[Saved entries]

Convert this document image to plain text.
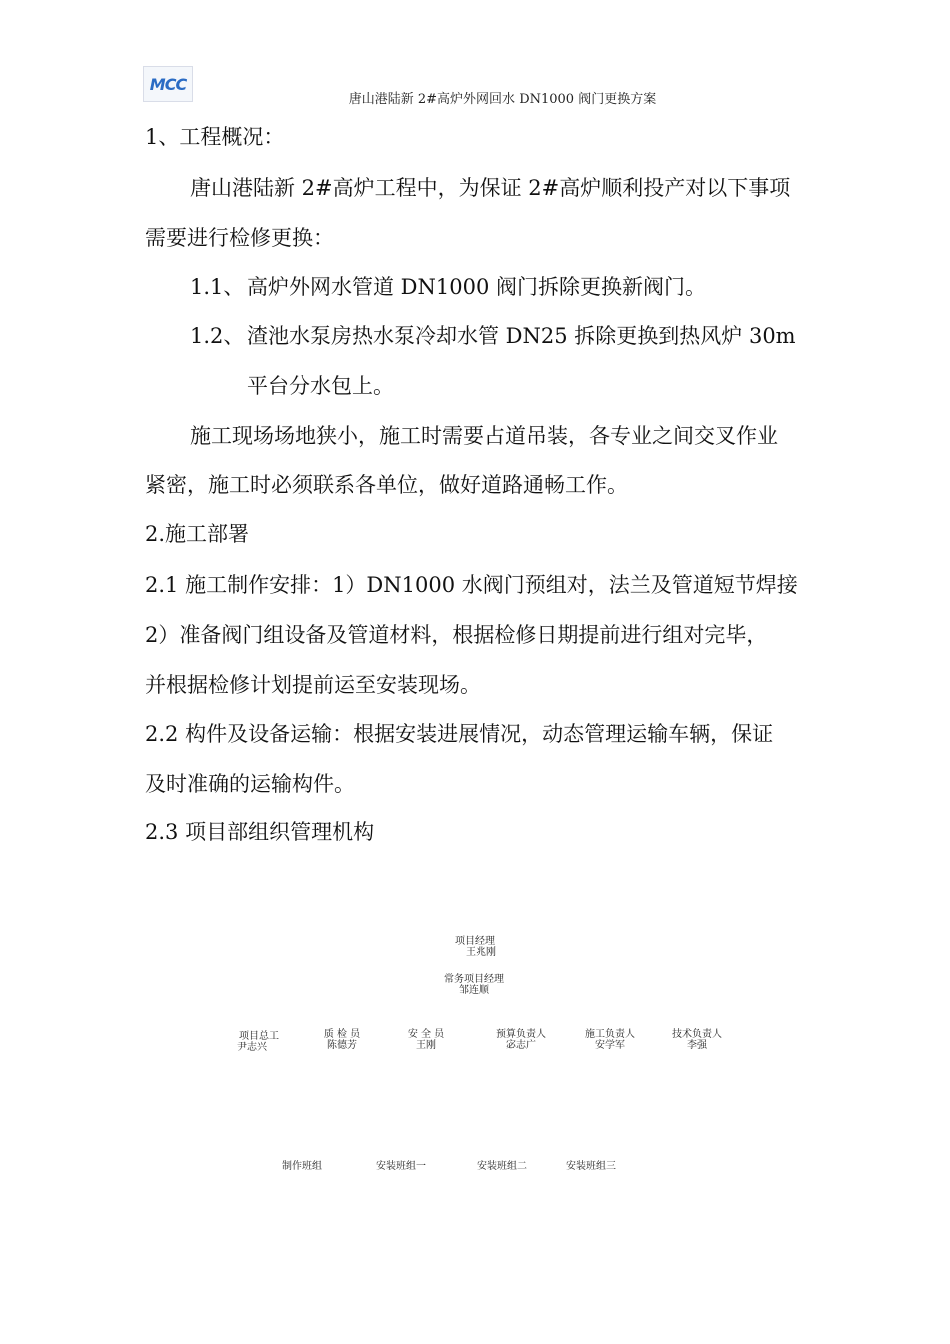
MCC
唐山港陆新 2#高炉外网回水 DN1000 阀门更换方案
1、工程概况：
唐山港陆新 2#高炉工程中，为保证 2#高炉顺利投产对以下事项
需要进行检修更换：
1.1、 高炉外网水管道 DN1000 阀门拆除更换新阀门。
1.2、 渣池水泵房热水泵冷却水管 DN25 拆除更换到热风炉 30m
平台分水包上。
施工现场场地狭小，施工时需要占道吊装，各专业之间交叉作业
紧密，施工时必须联系各单位，做好道路通畅工作。
2.施工部署
2.1 施工制作安排：1）DN1000 水阀门预组对，法兰及管道短节焊接
2）准备阀门组设备及管道材料，根据检修日期提前进行组对完毕，
并根据检修计划提前运至安装现场。
2.2 构件及设备运输：根据安装进展情况，动态管理运输车辆，保证
及时准确的运输构件。
2.3 项目部组织管理机构
项目经理
王兆刚
常务项目经理
邹连顺
项目总工
尹志兴
质 检 员
陈德芳
安 全 员
王刚
预算负责人
宓志广
施工负责人
安学军
技术负责人
李强
制作班组	安装班组一	安装班组二	安装班组三
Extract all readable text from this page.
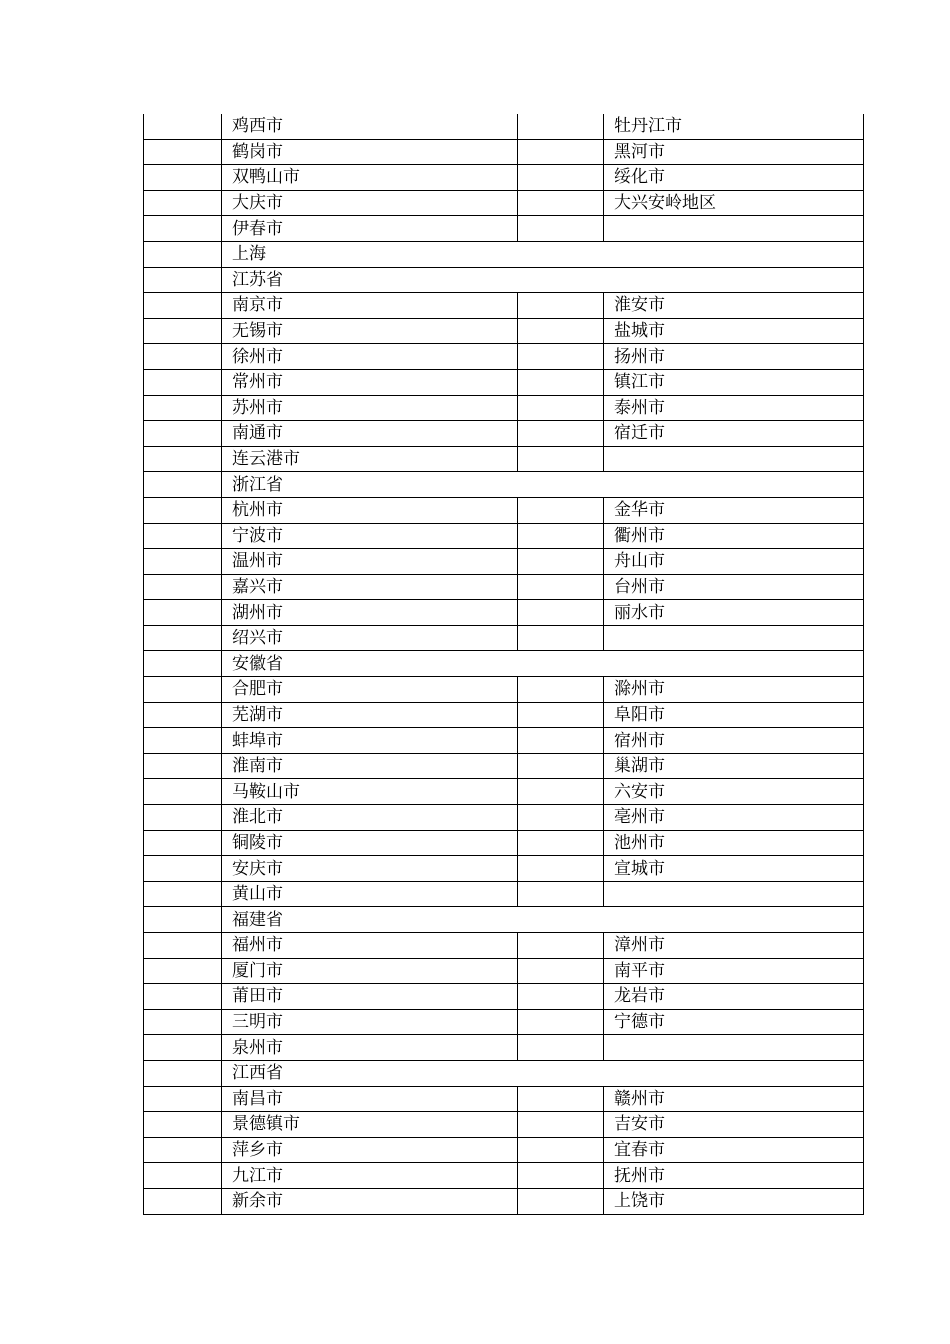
	鸡西市		牡丹江市
	鹤岗市		黑河市
	双鸭山市		绥化市
	大庆市		大兴安岭地区
	伊春市		
	上海		
	江苏省		
	南京市		淮安市
	无锡市		盐城市
	徐州市		扬州市
	常州市		镇江市
	苏州市		泰州市
	南通市		宿迁市
	连云港市		
	浙江省		
	杭州市		金华市
	宁波市		衢州市
	温州市		舟山市
	嘉兴市		台州市
	湖州市		丽水市
	绍兴市		
	安徽省		
	合肥市		滁州市
	芜湖市		阜阳市
	蚌埠市		宿州市
	淮南市		巢湖市
	马鞍山市		六安市
	淮北市		亳州市
	铜陵市		池州市
	安庆市		宣城市
	黄山市		
	福建省		
	福州市		漳州市
	厦门市		南平市
	莆田市		龙岩市
	三明市		宁德市
	泉州市		
	江西省		
	南昌市		赣州市
	景德镇市		吉安市
	萍乡市		宜春市
	九江市		抚州市
	新余市		上饶市
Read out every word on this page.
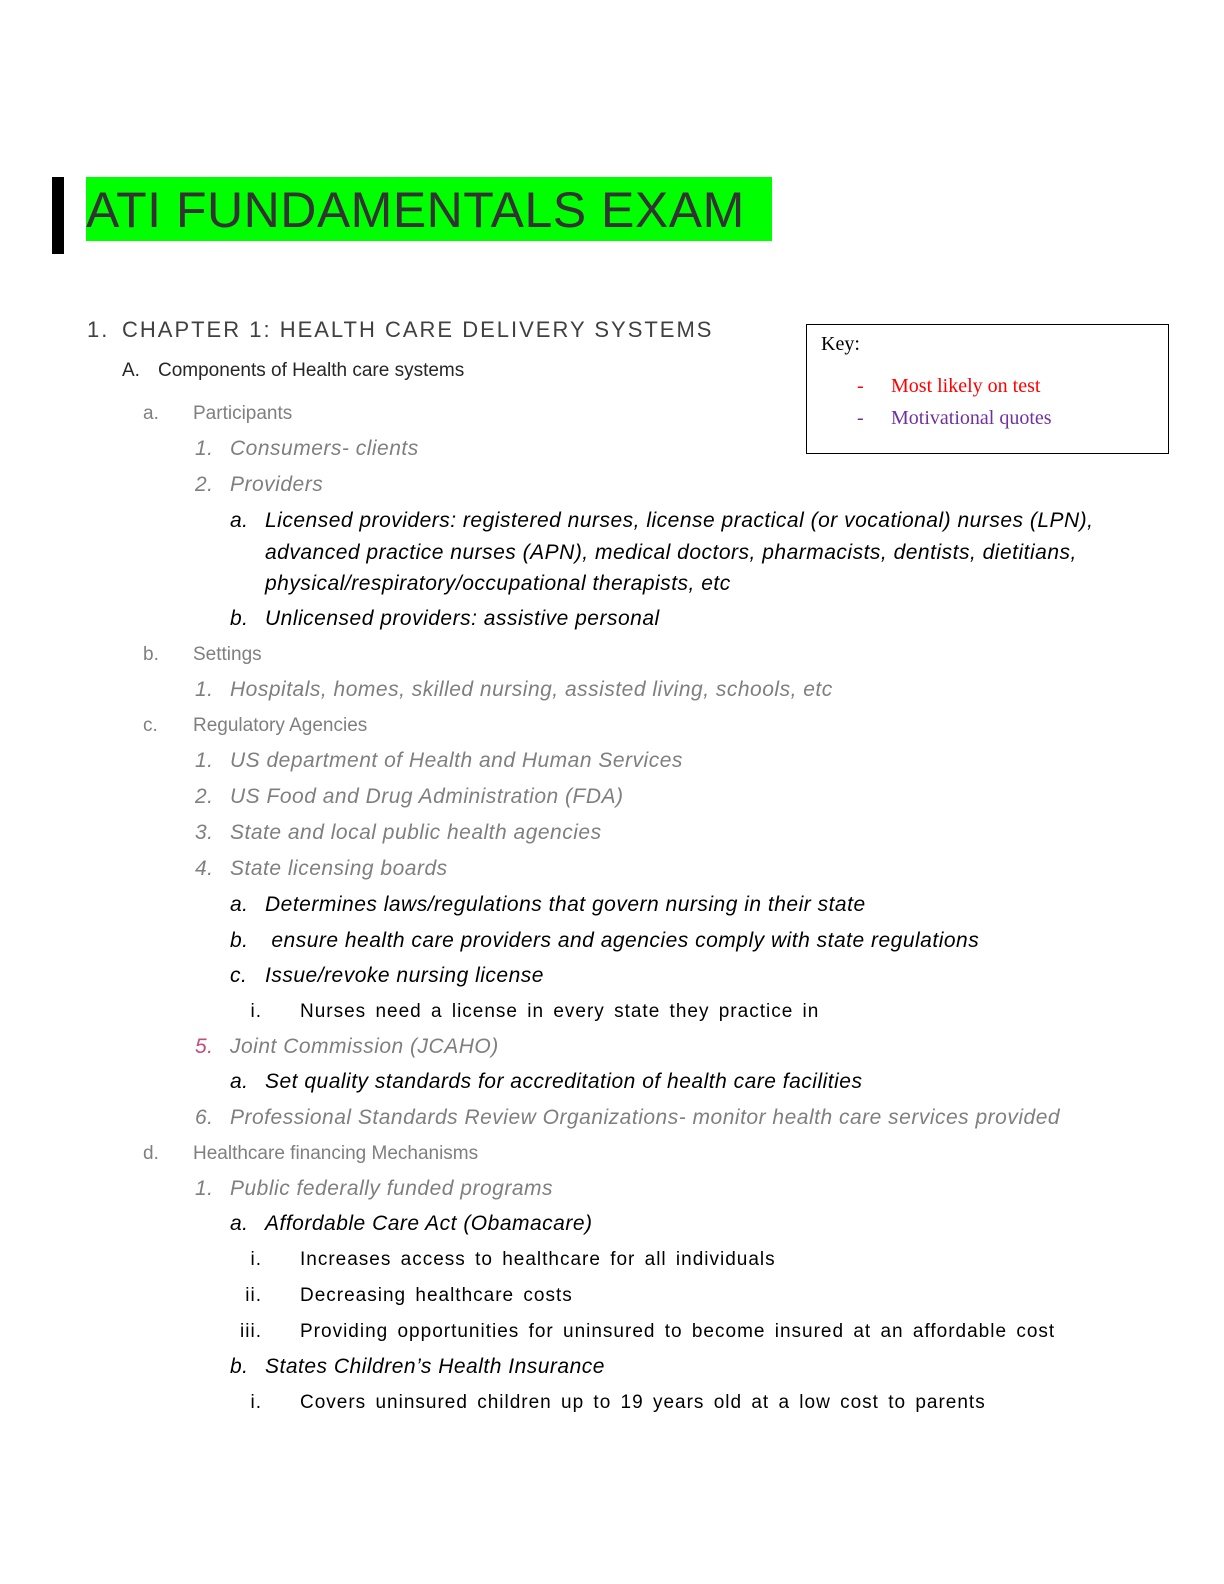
ATI FUNDAMENTALS EXAM
Key:
- Most likely on test
- Motivational quotes
1. CHAPTER 1: HEALTH CARE DELIVERY SYSTEMS
A. Components of Health care systems
a. Participants
1. Consumers- clients
2. Providers
a. Licensed providers: registered nurses, license practical (or vocational) nurses (LPN),
advanced practice nurses (APN), medical doctors, pharmacists, dentists, dietitians,
physical/respiratory/occupational therapists, etc
b. Unlicensed providers: assistive personal
b. Settings
1. Hospitals, homes, skilled nursing, assisted living, schools, etc
c. Regulatory Agencies
1. US department of Health and Human Services
2. US Food and Drug Administration (FDA)
3. State and local public health agencies
4. State licensing boards
a. Determines laws/regulations that govern nursing in their state
b. ensure health care providers and agencies comply with state regulations
c. Issue/revoke nursing license
i. Nurses need a license in every state they practice in
5. Joint Commission (JCAHO)
a. Set quality standards for accreditation of health care facilities
6. Professional Standards Review Organizations- monitor health care services provided
d. Healthcare financing Mechanisms
1. Public federally funded programs
a. Affordable Care Act (Obamacare)
i. Increases access to healthcare for all individuals
ii. Decreasing healthcare costs
iii. Providing opportunities for uninsured to become insured at an affordable cost
b. States Children’s Health Insurance
i. Covers uninsured children up to 19 years old at a low cost to parents
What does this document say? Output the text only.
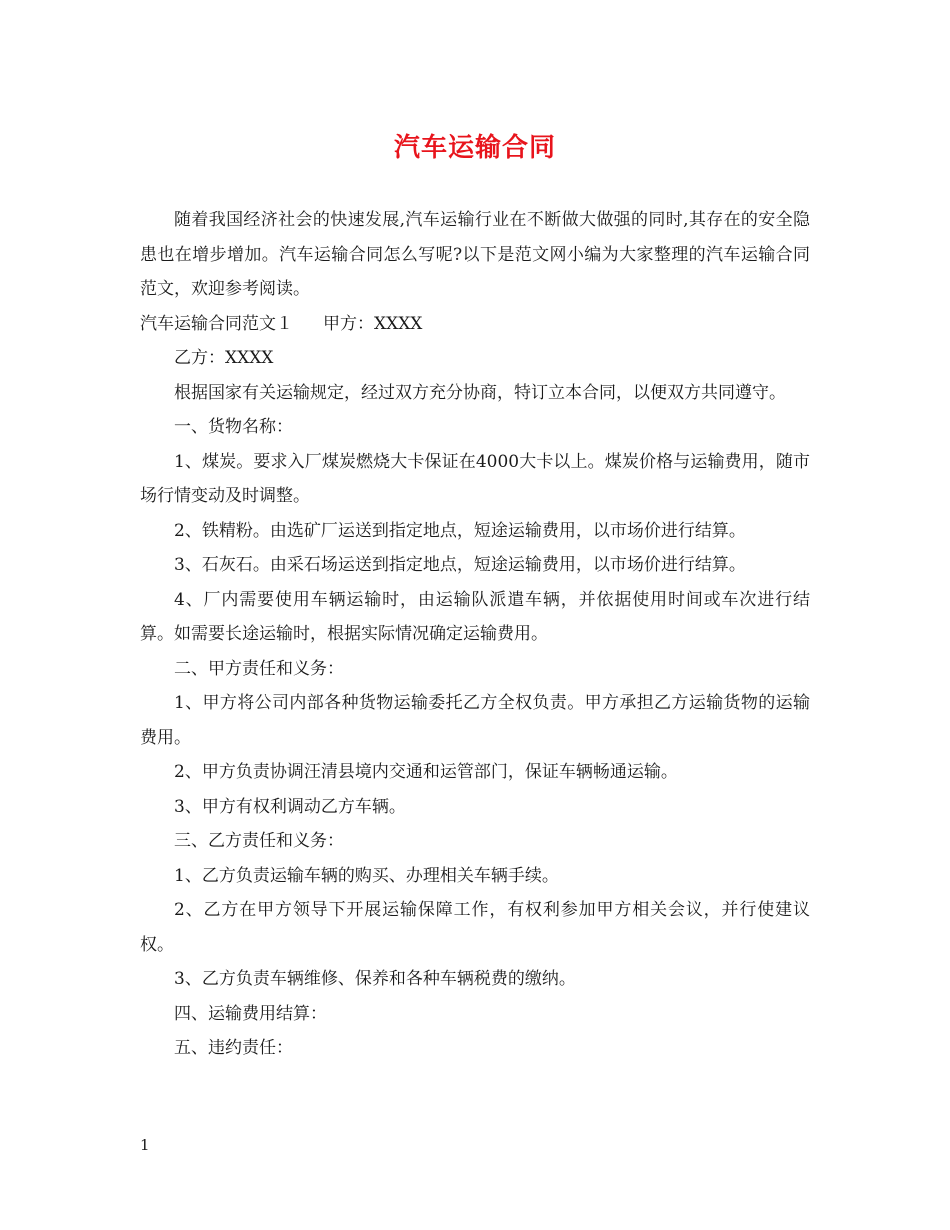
汽车运输合同

随着我国经济社会的快速发展,汽车运输行业在不断做大做强的同时,其存在的安全隐患也在增步增加。汽车运输合同怎么写呢?以下是范文网小编为大家整理的汽车运输合同范文，欢迎参考阅读。

汽车运输合同范文１ 甲方：XXXX

乙方：XXXX

根据国家有关运输规定，经过双方充分协商，特订立本合同，以便双方共同遵守。

一、货物名称：

1、煤炭。要求入厂煤炭燃烧大卡保证在4000大卡以上。煤炭价格与运输费用，随市场行情变动及时调整。

2、铁精粉。由选矿厂运送到指定地点，短途运输费用，以市场价进行结算。

3、石灰石。由采石场运送到指定地点，短途运输费用，以市场价进行结算。

4、厂内需要使用车辆运输时，由运输队派遣车辆，并依据使用时间或车次进行结算。如需要长途运输时，根据实际情况确定运输费用。

二、甲方责任和义务：

1、甲方将公司内部各种货物运输委托乙方全权负责。甲方承担乙方运输货物的运输费用。

2、甲方负责协调汪清县境内交通和运管部门，保证车辆畅通运输。

3、甲方有权利调动乙方车辆。

三、乙方责任和义务：

1、乙方负责运输车辆的购买、办理相关车辆手续。

2、乙方在甲方领导下开展运输保障工作，有权利参加甲方相关会议，并行使建议权。

3、乙方负责车辆维修、保养和各种车辆税费的缴纳。

四、运输费用结算：

五、违约责任：

1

Stated problem: Give back, word for word, the lines from the line that contains "What does this" through the last line of the records, with no pictures and nothing else.

Answer for the task:
What does this document say? Output the text only.
汽车运输合同

随着我国经济社会的快速发展,汽车运输行业在不断做大做强的同时,其存在的安全隐患也在增步增加。汽车运输合同怎么写呢?以下是范文网小编为大家整理的汽车运输合同范文，欢迎参考阅读。

汽车运输合同范文１ 甲方：XXXX

乙方：XXXX

根据国家有关运输规定，经过双方充分协商，特订立本合同，以便双方共同遵守。

一、货物名称：

1、煤炭。要求入厂煤炭燃烧大卡保证在4000大卡以上。煤炭价格与运输费用，随市场行情变动及时调整。

2、铁精粉。由选矿厂运送到指定地点，短途运输费用，以市场价进行结算。

3、石灰石。由采石场运送到指定地点，短途运输费用，以市场价进行结算。

4、厂内需要使用车辆运输时，由运输队派遣车辆，并依据使用时间或车次进行结算。如需要长途运输时，根据实际情况确定运输费用。

二、甲方责任和义务：

1、甲方将公司内部各种货物运输委托乙方全权负责。甲方承担乙方运输货物的运输费用。

2、甲方负责协调汪清县境内交通和运管部门，保证车辆畅通运输。

3、甲方有权利调动乙方车辆。

三、乙方责任和义务：

1、乙方负责运输车辆的购买、办理相关车辆手续。

2、乙方在甲方领导下开展运输保障工作，有权利参加甲方相关会议，并行使建议权。

3、乙方负责车辆维修、保养和各种车辆税费的缴纳。

四、运输费用结算：

五、违约责任：

1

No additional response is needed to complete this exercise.